Would you return all of this data exactly, leaving nothing out?

★ ★ ★

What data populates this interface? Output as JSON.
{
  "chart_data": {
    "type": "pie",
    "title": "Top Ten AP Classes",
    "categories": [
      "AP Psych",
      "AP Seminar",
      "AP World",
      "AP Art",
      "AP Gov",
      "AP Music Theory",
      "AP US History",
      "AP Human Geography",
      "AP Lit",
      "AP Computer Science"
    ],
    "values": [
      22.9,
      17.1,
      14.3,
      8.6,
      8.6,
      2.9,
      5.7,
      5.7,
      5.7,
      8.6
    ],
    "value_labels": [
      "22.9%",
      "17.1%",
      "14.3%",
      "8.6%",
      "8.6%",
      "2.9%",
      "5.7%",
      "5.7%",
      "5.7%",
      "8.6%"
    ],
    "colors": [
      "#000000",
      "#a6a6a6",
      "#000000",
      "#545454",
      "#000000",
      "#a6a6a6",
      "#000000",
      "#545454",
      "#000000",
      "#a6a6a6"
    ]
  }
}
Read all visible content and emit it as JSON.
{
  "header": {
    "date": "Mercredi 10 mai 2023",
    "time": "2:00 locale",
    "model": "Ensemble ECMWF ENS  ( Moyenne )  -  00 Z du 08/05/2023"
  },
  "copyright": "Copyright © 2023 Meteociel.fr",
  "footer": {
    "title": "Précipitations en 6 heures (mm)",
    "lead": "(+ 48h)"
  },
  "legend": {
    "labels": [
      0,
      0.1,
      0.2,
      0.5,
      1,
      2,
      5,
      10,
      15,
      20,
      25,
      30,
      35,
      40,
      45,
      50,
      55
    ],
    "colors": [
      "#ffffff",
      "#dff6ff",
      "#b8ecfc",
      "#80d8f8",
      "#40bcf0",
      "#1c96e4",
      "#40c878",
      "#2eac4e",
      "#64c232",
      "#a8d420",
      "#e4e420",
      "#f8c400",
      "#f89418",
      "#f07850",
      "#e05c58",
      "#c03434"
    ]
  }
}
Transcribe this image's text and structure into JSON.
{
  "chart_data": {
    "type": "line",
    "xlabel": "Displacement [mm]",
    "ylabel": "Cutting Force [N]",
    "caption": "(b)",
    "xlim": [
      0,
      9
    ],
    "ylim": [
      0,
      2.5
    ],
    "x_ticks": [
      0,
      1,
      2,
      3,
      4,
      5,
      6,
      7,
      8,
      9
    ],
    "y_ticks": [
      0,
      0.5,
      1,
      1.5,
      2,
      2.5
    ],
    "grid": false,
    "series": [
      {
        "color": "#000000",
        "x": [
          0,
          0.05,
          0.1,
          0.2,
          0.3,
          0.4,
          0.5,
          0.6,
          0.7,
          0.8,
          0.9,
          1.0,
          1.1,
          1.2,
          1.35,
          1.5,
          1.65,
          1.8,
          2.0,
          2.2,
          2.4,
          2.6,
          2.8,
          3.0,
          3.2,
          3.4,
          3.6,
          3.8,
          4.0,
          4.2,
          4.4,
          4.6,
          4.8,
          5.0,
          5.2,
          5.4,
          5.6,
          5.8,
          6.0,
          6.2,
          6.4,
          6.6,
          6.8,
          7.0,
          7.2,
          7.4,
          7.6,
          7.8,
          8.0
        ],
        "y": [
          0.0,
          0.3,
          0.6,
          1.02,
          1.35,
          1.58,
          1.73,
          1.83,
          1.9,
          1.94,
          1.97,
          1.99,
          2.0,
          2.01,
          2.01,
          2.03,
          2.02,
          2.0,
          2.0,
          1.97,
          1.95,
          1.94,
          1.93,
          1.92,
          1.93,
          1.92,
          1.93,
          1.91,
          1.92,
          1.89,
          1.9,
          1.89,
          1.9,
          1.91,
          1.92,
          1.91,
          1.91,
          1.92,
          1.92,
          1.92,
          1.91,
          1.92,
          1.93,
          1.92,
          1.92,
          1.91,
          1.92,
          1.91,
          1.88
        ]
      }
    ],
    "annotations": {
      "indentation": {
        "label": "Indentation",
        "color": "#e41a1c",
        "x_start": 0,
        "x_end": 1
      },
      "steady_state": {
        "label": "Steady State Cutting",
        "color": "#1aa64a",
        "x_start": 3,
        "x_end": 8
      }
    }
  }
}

★ ★ ★

- Solution for this problem
What data populates this interface? Output as JSON.
{
  "chart_data": {
    "type": "pie",
    "title": "Top Ten AP Classes",
    "categories": [
      "AP Psych",
      "AP Seminar",
      "AP World",
      "AP Art",
      "AP Gov",
      "AP Music Theory",
      "AP US History",
      "AP Human Geography",
      "AP Lit",
      "AP Computer Science"
    ],
    "values": [
      22.9,
      17.1,
      14.3,
      8.6,
      8.6,
      2.9,
      5.7,
      5.7,
      5.7,
      8.6
    ],
    "value_labels": [
      "22.9%",
      "17.1%",
      "14.3%",
      "8.6%",
      "8.6%",
      "2.9%",
      "5.7%",
      "5.7%",
      "5.7%",
      "8.6%"
    ],
    "colors": [
      "#000000",
      "#a6a6a6",
      "#000000",
      "#545454",
      "#000000",
      "#a6a6a6",
      "#000000",
      "#545454",
      "#000000",
      "#a6a6a6"
    ]
  }
}
Read all visible content and emit it as JSON.
{
  "header": {
    "date": "Mercredi 10 mai 2023",
    "time": "2:00 locale",
    "model": "Ensemble ECMWF ENS  ( Moyenne )  -  00 Z du 08/05/2023"
  },
  "copyright": "Copyright © 2023 Meteociel.fr",
  "footer": {
    "title": "Précipitations en 6 heures (mm)",
    "lead": "(+ 48h)"
  },
  "legend": {
    "labels": [
      0,
      0.1,
      0.2,
      0.5,
      1,
      2,
      5,
      10,
      15,
      20,
      25,
      30,
      35,
      40,
      45,
      50,
      55
    ],
    "colors": [
      "#ffffff",
      "#dff6ff",
      "#b8ecfc",
      "#80d8f8",
      "#40bcf0",
      "#1c96e4",
      "#40c878",
      "#2eac4e",
      "#64c232",
      "#a8d420",
      "#e4e420",
      "#f8c400",
      "#f89418",
      "#f07850",
      "#e05c58",
      "#c03434"
    ]
  }
}
Transcribe this image's text and structure into JSON.
{
  "chart_data": {
    "type": "line",
    "xlabel": "Displacement [mm]",
    "ylabel": "Cutting Force [N]",
    "caption": "(b)",
    "xlim": [
      0,
      9
    ],
    "ylim": [
      0,
      2.5
    ],
    "x_ticks": [
      0,
      1,
      2,
      3,
      4,
      5,
      6,
      7,
      8,
      9
    ],
    "y_ticks": [
      0,
      0.5,
      1,
      1.5,
      2,
      2.5
    ],
    "grid": false,
    "series": [
      {
        "color": "#000000",
        "x": [
          0,
          0.05,
          0.1,
          0.2,
          0.3,
          0.4,
          0.5,
          0.6,
          0.7,
          0.8,
          0.9,
          1.0,
          1.1,
          1.2,
          1.35,
          1.5,
          1.65,
          1.8,
          2.0,
          2.2,
          2.4,
          2.6,
          2.8,
          3.0,
          3.2,
          3.4,
          3.6,
          3.8,
          4.0,
          4.2,
          4.4,
          4.6,
          4.8,
          5.0,
          5.2,
          5.4,
          5.6,
          5.8,
          6.0,
          6.2,
          6.4,
          6.6,
          6.8,
          7.0,
          7.2,
          7.4,
          7.6,
          7.8,
          8.0
        ],
        "y": [
          0.0,
          0.3,
          0.6,
          1.02,
          1.35,
          1.58,
          1.73,
          1.83,
          1.9,
          1.94,
          1.97,
          1.99,
          2.0,
          2.01,
          2.01,
          2.03,
          2.02,
          2.0,
          2.0,
          1.97,
          1.95,
          1.94,
          1.93,
          1.92,
          1.93,
          1.92,
          1.93,
          1.91,
          1.92,
          1.89,
          1.9,
          1.89,
          1.9,
          1.91,
          1.92,
          1.91,
          1.91,
          1.92,
          1.92,
          1.92,
          1.91,
          1.92,
          1.93,
          1.92,
          1.92,
          1.91,
          1.92,
          1.91,
          1.88
        ]
      }
    ],
    "annotations": {
      "indentation": {
        "label": "Indentation",
        "color": "#e41a1c",
        "x_start": 0,
        "x_end": 1
      },
      "steady_state": {
        "label": "Steady State Cutting",
        "color": "#1aa64a",
        "x_start": 3,
        "x_end": 8
      }
    }
  }
}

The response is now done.